> What is required: Say how many lines include the word "Land". Reply with nothing but the number.

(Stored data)
————————

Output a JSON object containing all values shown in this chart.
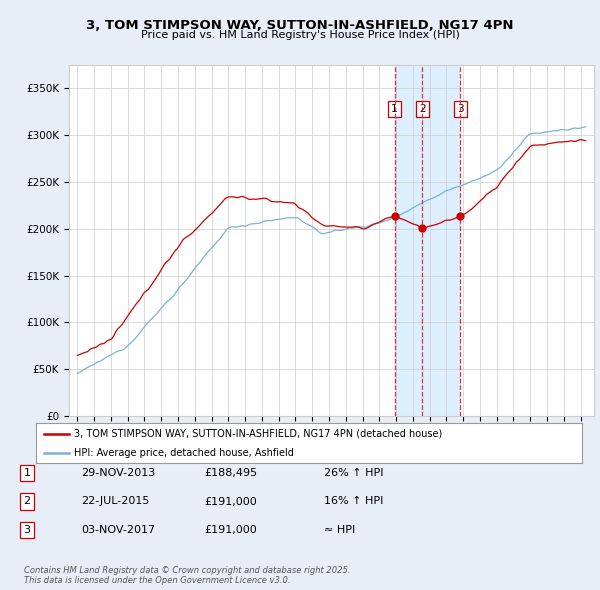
{
  "title": "3, TOM STIMPSON WAY, SUTTON-IN-ASHFIELD, NG17 4PN",
  "subtitle": "Price paid vs. HM Land Registry's House Price Index (HPI)",
  "ylim": [
    0,
    375000
  ],
  "yticks": [
    0,
    50000,
    100000,
    150000,
    200000,
    250000,
    300000,
    350000
  ],
  "ytick_labels": [
    "£0",
    "£50K",
    "£100K",
    "£150K",
    "£200K",
    "£250K",
    "£300K",
    "£350K"
  ],
  "hpi_color": "#7ab3d4",
  "price_color": "#cc0000",
  "vline_color": "#dd2222",
  "shade_color": "#ddeeff",
  "dot_color": "#cc0000",
  "legend_price_label": "3, TOM STIMPSON WAY, SUTTON-IN-ASHFIELD, NG17 4PN (detached house)",
  "legend_hpi_label": "HPI: Average price, detached house, Ashfield",
  "transactions": [
    {
      "num": 1,
      "date": "29-NOV-2013",
      "price": "£188,495",
      "change": "26% ↑ HPI",
      "x_year": 2013.91
    },
    {
      "num": 2,
      "date": "22-JUL-2015",
      "price": "£191,000",
      "change": "16% ↑ HPI",
      "x_year": 2015.55
    },
    {
      "num": 3,
      "date": "03-NOV-2017",
      "price": "£191,000",
      "change": "≈ HPI",
      "x_year": 2017.84
    }
  ],
  "footnote": "Contains HM Land Registry data © Crown copyright and database right 2025.\nThis data is licensed under the Open Government Licence v3.0.",
  "bg_color": "#e8eef8",
  "plot_bg_color": "#ffffff",
  "grid_color": "#cccccc",
  "xlim_start": 1994.5,
  "xlim_end": 2025.8
}
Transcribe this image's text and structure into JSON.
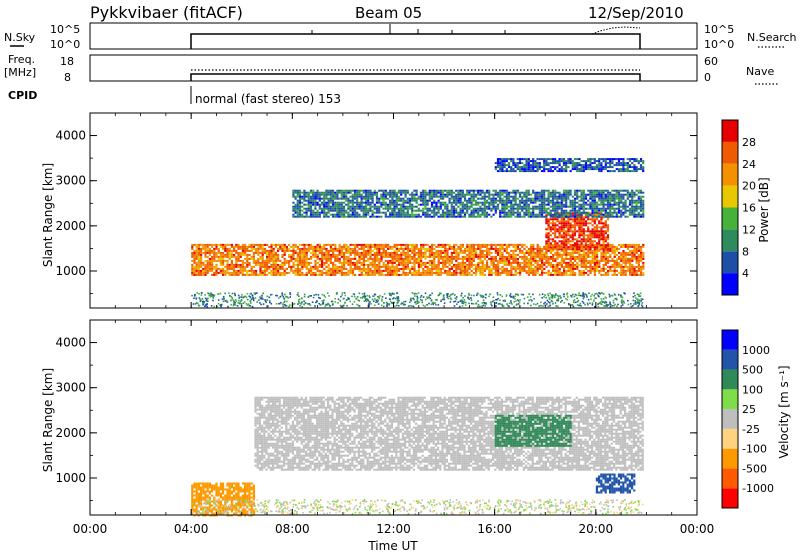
{
  "header": {
    "station": "Pykkvibaer (fitACF)",
    "beam": "Beam 05",
    "date": "12/Sep/2010"
  },
  "params": {
    "nsky_label": "N.Sky",
    "nsearch_label": "N.Search",
    "freq_label": "Freq.",
    "freq_unit": "[MHz]",
    "nave_label": "Nave",
    "cpid_label": "CPID",
    "cpid_value": "normal (fast stereo) 153",
    "nsky_ticks": [
      "10^5",
      "10^0"
    ],
    "nsearch_ticks": [
      "10^5",
      "10^0"
    ],
    "freq_ticks": [
      "18",
      "8"
    ],
    "nave_ticks": [
      "60",
      "0"
    ]
  },
  "colors": {
    "power": [
      "#0000ff",
      "#1e4fa6",
      "#2f8a5e",
      "#47b23a",
      "#e8c800",
      "#f49100",
      "#f05a00",
      "#e60000"
    ],
    "velocity": [
      "#ff0000",
      "#ff5a00",
      "#ff9900",
      "#ffd27f",
      "#bebebe",
      "#7fdc4a",
      "#2e8b57",
      "#2255aa",
      "#0000ff"
    ]
  },
  "chart_data": [
    {
      "type": "heatmap",
      "title": "",
      "xlabel": "",
      "ylabel": "Slant Range [km]",
      "xlim": [
        "00:00",
        "00:00"
      ],
      "ylim": [
        180,
        4500
      ],
      "x_ticks": [
        "00:00",
        "04:00",
        "08:00",
        "12:00",
        "16:00",
        "20:00",
        "00:00"
      ],
      "y_ticks": [
        "1000",
        "2000",
        "3000",
        "4000"
      ],
      "colorbar_label": "Power [dB]",
      "colorbar_ticks": [
        "4",
        "8",
        "12",
        "16",
        "20",
        "24",
        "28"
      ],
      "data_start_ut": "04:00",
      "data_end_ut": "21:50",
      "bands": [
        {
          "from_ut": "04:00",
          "to_ut": "21:50",
          "range_km_from": 900,
          "range_km_to": 1600,
          "power_db": 24
        },
        {
          "from_ut": "18:00",
          "to_ut": "20:30",
          "range_km_from": 1500,
          "range_km_to": 2300,
          "power_db": 28
        },
        {
          "from_ut": "08:00",
          "to_ut": "21:50",
          "range_km_from": 2200,
          "range_km_to": 2800,
          "power_db": 8
        },
        {
          "from_ut": "16:00",
          "to_ut": "21:50",
          "range_km_from": 3200,
          "range_km_to": 3500,
          "power_db": 6
        }
      ]
    },
    {
      "type": "heatmap",
      "title": "",
      "xlabel": "Time UT",
      "ylabel": "Slant Range [km]",
      "xlim": [
        "00:00",
        "00:00"
      ],
      "ylim": [
        180,
        4500
      ],
      "x_ticks": [
        "00:00",
        "04:00",
        "08:00",
        "12:00",
        "16:00",
        "20:00",
        "00:00"
      ],
      "y_ticks": [
        "1000",
        "2000",
        "3000",
        "4000"
      ],
      "colorbar_label": "Velocity [m s⁻¹]",
      "colorbar_ticks": [
        "1000",
        "500",
        "100",
        "25",
        "-25",
        "-100",
        "-500",
        "-1000"
      ],
      "data_start_ut": "04:00",
      "data_end_ut": "21:50",
      "bands": [
        {
          "from_ut": "06:30",
          "to_ut": "21:50",
          "range_km_from": 1200,
          "range_km_to": 2800,
          "velocity_ms": 0
        },
        {
          "from_ut": "16:00",
          "to_ut": "19:00",
          "range_km_from": 1700,
          "range_km_to": 2400,
          "velocity_ms": 200
        },
        {
          "from_ut": "04:00",
          "to_ut": "06:30",
          "range_km_from": 180,
          "range_km_to": 900,
          "velocity_ms": -100
        },
        {
          "from_ut": "20:00",
          "to_ut": "21:30",
          "range_km_from": 700,
          "range_km_to": 1100,
          "velocity_ms": 800
        }
      ]
    }
  ]
}
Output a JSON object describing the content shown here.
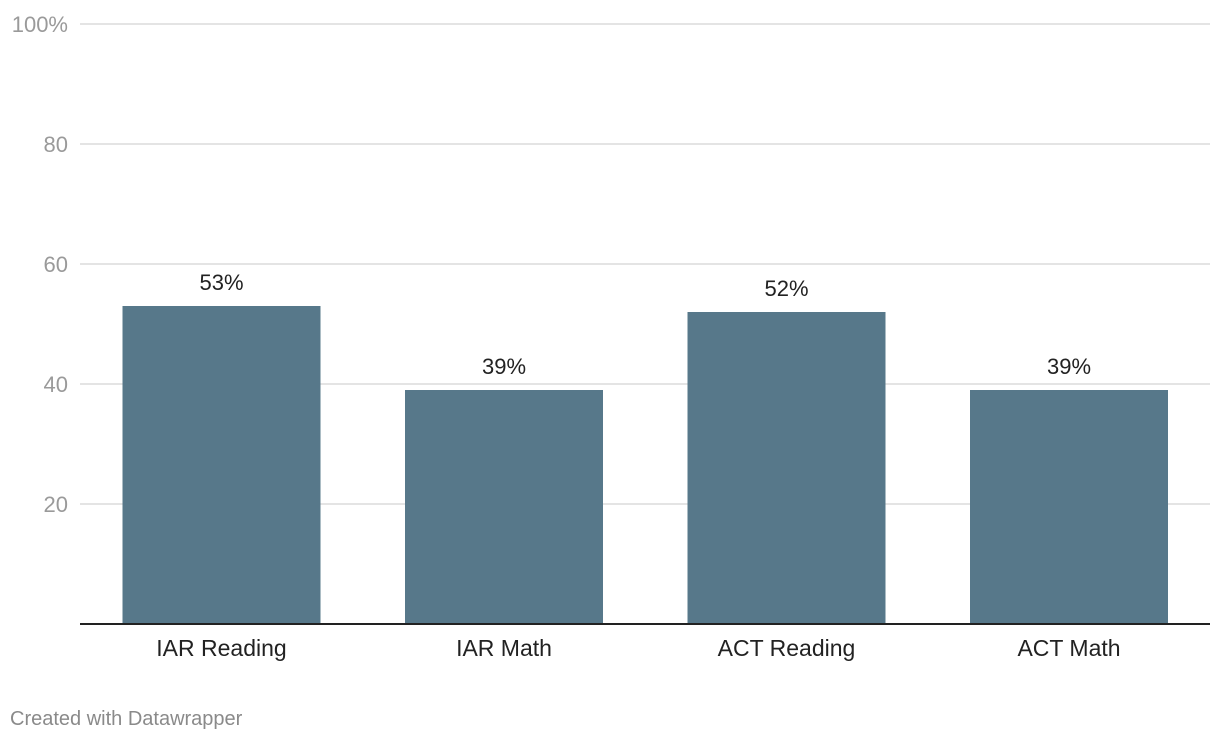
{
  "chart_data": {
    "type": "bar",
    "categories": [
      "IAR Reading",
      "IAR Math",
      "ACT Reading",
      "ACT Math"
    ],
    "values": [
      53,
      39,
      52,
      39
    ],
    "value_labels": [
      "53%",
      "39%",
      "52%",
      "39%"
    ],
    "ylim": [
      0,
      100
    ],
    "yticks": [
      20,
      40,
      60,
      80,
      100
    ],
    "ytick_labels": [
      "20",
      "40",
      "60",
      "80",
      "100%"
    ],
    "grid": true,
    "bar_color": "#57788a",
    "title": "",
    "xlabel": "",
    "ylabel": ""
  },
  "footer": {
    "credit": "Created with Datawrapper"
  }
}
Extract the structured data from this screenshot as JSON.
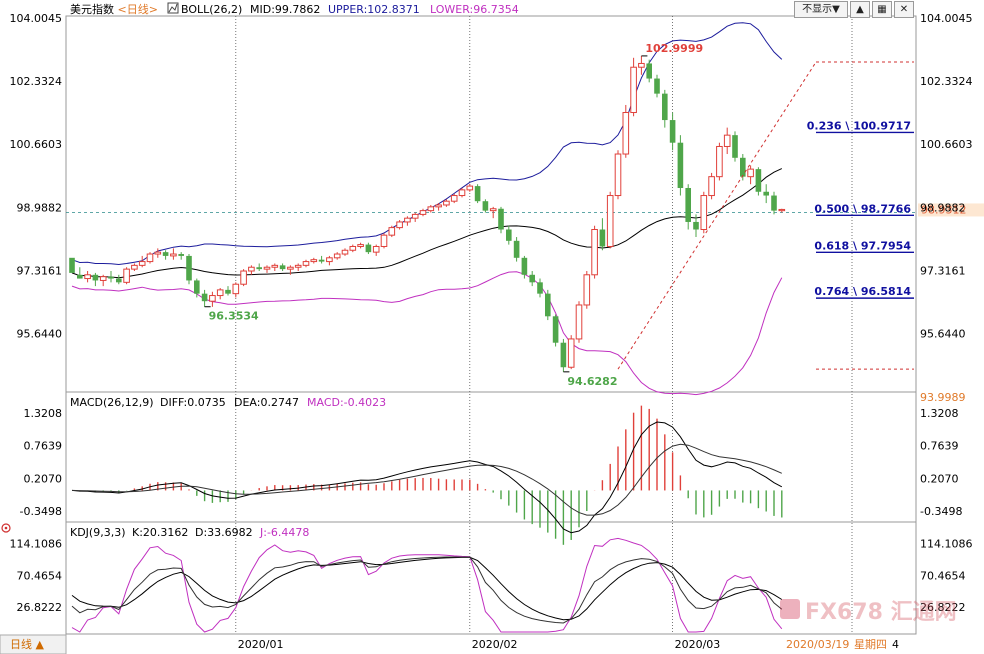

————————

> Response: 2